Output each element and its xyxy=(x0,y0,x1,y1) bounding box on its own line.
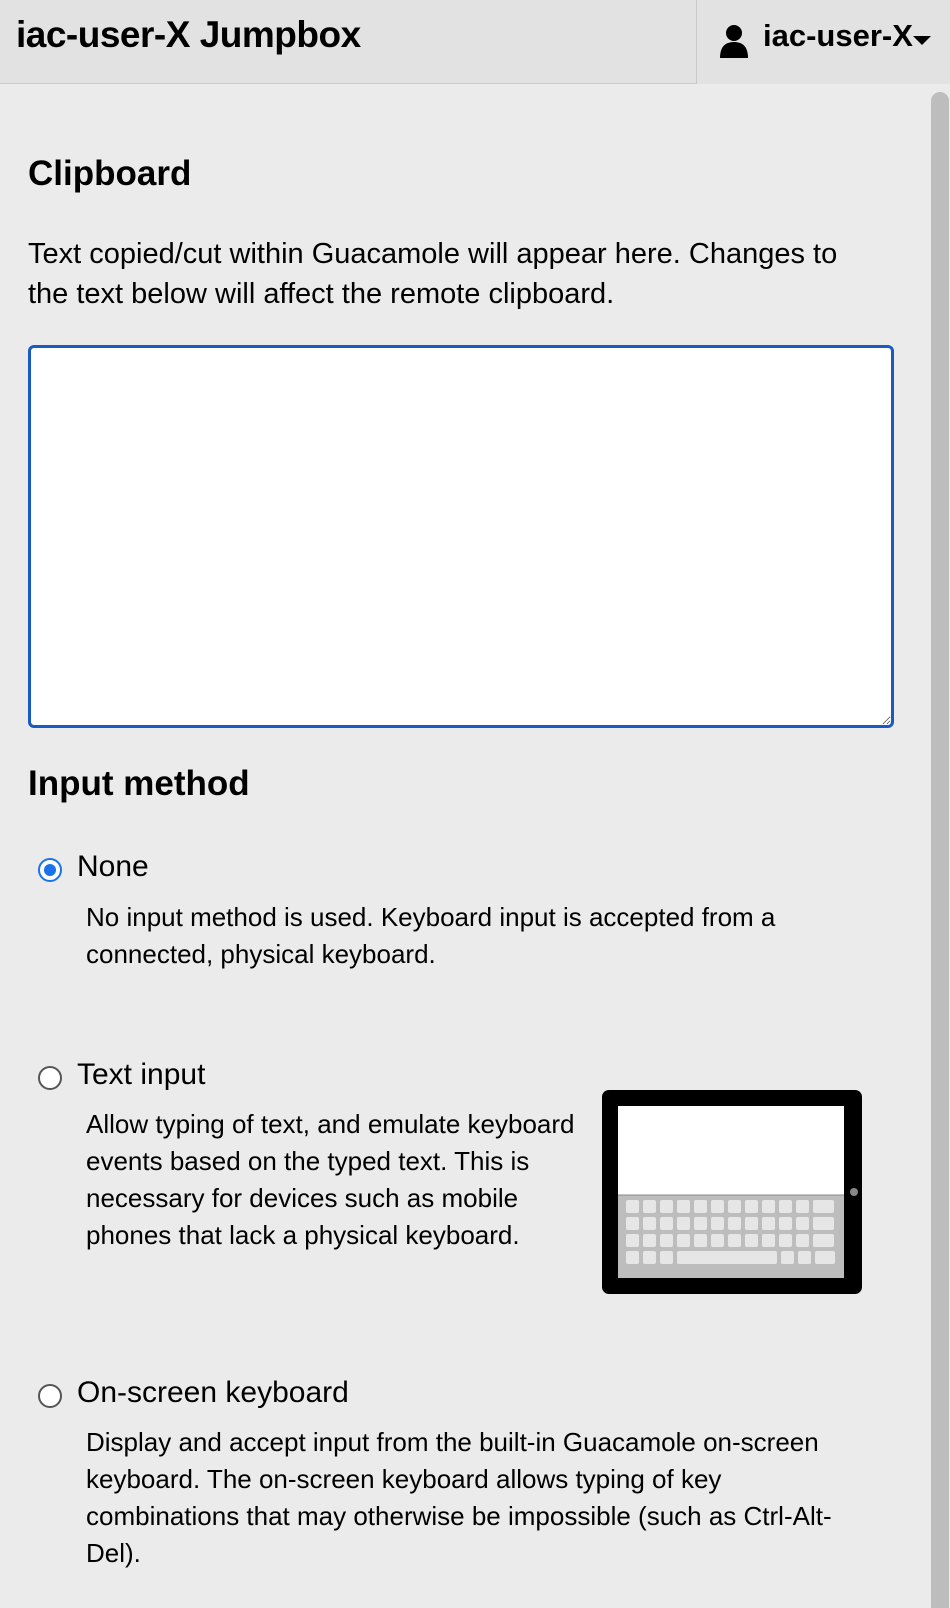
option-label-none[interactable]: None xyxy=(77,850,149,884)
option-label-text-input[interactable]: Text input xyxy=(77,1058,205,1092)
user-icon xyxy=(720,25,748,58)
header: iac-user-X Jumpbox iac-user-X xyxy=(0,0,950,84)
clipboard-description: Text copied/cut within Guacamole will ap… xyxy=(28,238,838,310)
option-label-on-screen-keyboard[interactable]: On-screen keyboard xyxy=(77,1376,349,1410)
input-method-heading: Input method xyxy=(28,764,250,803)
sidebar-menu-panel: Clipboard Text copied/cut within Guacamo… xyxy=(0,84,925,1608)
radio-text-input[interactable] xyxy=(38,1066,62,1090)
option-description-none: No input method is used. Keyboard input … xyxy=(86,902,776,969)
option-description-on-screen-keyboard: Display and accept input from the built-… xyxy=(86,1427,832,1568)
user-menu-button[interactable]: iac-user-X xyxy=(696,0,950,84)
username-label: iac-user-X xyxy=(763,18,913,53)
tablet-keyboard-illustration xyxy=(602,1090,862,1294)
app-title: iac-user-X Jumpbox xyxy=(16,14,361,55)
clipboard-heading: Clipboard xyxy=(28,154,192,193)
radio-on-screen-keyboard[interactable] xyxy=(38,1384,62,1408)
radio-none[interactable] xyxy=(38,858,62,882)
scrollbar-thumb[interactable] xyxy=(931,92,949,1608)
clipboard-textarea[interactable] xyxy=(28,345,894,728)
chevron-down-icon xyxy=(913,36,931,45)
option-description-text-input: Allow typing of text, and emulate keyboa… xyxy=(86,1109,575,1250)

**WHAT NEEDS TO BE DONE**
Reproduce every line of the records above without any changes, but leave out the pictures.

**SOLUTION TO THE EXERCISE**
Output each element and its xyxy=(x0,y0,x1,y1) bounding box on its own line.
option-label-none[interactable]: None xyxy=(77,850,149,884)
option-label-text-input[interactable]: Text input xyxy=(77,1058,205,1092)
user-icon xyxy=(720,25,748,58)
header: iac-user-X Jumpbox iac-user-X xyxy=(0,0,950,84)
clipboard-description: Text copied/cut within Guacamole will ap… xyxy=(28,238,838,310)
option-label-on-screen-keyboard[interactable]: On-screen keyboard xyxy=(77,1376,349,1410)
input-method-heading: Input method xyxy=(28,764,250,803)
sidebar-menu-panel: Clipboard Text copied/cut within Guacamo… xyxy=(0,84,925,1608)
radio-text-input[interactable] xyxy=(38,1066,62,1090)
option-description-none: No input method is used. Keyboard input … xyxy=(86,902,776,969)
option-description-on-screen-keyboard: Display and accept input from the built-… xyxy=(86,1427,832,1568)
user-menu-button[interactable]: iac-user-X xyxy=(696,0,950,84)
username-label: iac-user-X xyxy=(763,18,913,53)
tablet-keyboard-illustration xyxy=(602,1090,862,1294)
app-title: iac-user-X Jumpbox xyxy=(16,14,361,55)
clipboard-heading: Clipboard xyxy=(28,154,192,193)
radio-on-screen-keyboard[interactable] xyxy=(38,1384,62,1408)
radio-none[interactable] xyxy=(38,858,62,882)
scrollbar-thumb[interactable] xyxy=(931,92,949,1608)
clipboard-textarea[interactable] xyxy=(28,345,894,728)
chevron-down-icon xyxy=(913,36,931,45)
option-description-text-input: Allow typing of text, and emulate keyboa… xyxy=(86,1109,575,1250)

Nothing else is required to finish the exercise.